■ What you will do ■
Extract all lines in the data that contain the word "ายหน".

(Data items)
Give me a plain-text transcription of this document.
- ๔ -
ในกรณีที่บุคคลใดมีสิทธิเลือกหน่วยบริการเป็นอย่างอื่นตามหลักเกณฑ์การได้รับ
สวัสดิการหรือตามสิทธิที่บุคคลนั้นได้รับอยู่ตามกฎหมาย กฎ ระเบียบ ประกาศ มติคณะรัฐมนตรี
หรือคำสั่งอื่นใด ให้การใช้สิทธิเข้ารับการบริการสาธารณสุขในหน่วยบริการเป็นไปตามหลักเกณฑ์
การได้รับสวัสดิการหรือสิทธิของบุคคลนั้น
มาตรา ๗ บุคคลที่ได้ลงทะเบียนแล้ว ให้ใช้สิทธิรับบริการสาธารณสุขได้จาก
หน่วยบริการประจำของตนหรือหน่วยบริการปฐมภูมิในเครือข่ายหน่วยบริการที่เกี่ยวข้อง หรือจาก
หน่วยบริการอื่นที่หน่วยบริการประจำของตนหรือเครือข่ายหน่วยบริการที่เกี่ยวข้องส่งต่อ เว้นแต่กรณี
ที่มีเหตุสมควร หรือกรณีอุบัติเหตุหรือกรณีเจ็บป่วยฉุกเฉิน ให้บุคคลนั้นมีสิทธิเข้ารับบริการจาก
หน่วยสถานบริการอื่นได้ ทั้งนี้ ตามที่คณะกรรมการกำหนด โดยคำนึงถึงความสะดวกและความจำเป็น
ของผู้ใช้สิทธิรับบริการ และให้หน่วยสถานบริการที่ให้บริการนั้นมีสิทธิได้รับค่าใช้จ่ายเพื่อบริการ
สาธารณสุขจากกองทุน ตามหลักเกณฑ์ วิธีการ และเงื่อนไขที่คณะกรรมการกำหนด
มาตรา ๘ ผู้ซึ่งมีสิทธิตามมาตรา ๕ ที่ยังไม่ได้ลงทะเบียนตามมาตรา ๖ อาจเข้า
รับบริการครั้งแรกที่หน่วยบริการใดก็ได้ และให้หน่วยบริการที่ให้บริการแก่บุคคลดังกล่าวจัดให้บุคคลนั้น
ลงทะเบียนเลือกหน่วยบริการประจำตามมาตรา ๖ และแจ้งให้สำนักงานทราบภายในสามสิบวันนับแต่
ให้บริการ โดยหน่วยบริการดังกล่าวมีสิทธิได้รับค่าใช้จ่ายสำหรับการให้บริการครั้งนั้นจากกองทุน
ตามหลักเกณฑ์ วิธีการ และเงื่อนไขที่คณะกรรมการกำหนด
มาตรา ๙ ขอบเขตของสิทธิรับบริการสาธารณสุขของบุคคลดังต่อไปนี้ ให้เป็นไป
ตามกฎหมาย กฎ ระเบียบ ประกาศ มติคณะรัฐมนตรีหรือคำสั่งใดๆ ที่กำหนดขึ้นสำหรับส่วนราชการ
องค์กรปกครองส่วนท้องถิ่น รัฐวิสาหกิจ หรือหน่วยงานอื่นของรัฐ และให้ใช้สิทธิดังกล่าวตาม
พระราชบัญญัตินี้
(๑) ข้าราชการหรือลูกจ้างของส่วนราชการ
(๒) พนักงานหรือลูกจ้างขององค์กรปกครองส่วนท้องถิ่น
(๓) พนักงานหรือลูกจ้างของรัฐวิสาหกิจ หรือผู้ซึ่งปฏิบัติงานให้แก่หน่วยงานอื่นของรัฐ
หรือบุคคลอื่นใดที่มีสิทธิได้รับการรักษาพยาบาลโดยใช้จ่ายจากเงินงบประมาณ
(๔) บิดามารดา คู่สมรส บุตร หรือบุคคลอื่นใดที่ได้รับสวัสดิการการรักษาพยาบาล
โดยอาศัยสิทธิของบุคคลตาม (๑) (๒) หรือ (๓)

■ Exercise result ■
หน่วยบริการประจำของตนหรือหน่วยบริการปฐมภูมิในเครือข่ายหน่วยบริการที่เกี่ยวข้อง หรือจาก
หน่วยบริการอื่นที่หน่วยบริการประจำของตนหรือเครือข่ายหน่วยบริการที่เกี่ยวข้องส่งต่อ เว้นแต่กรณี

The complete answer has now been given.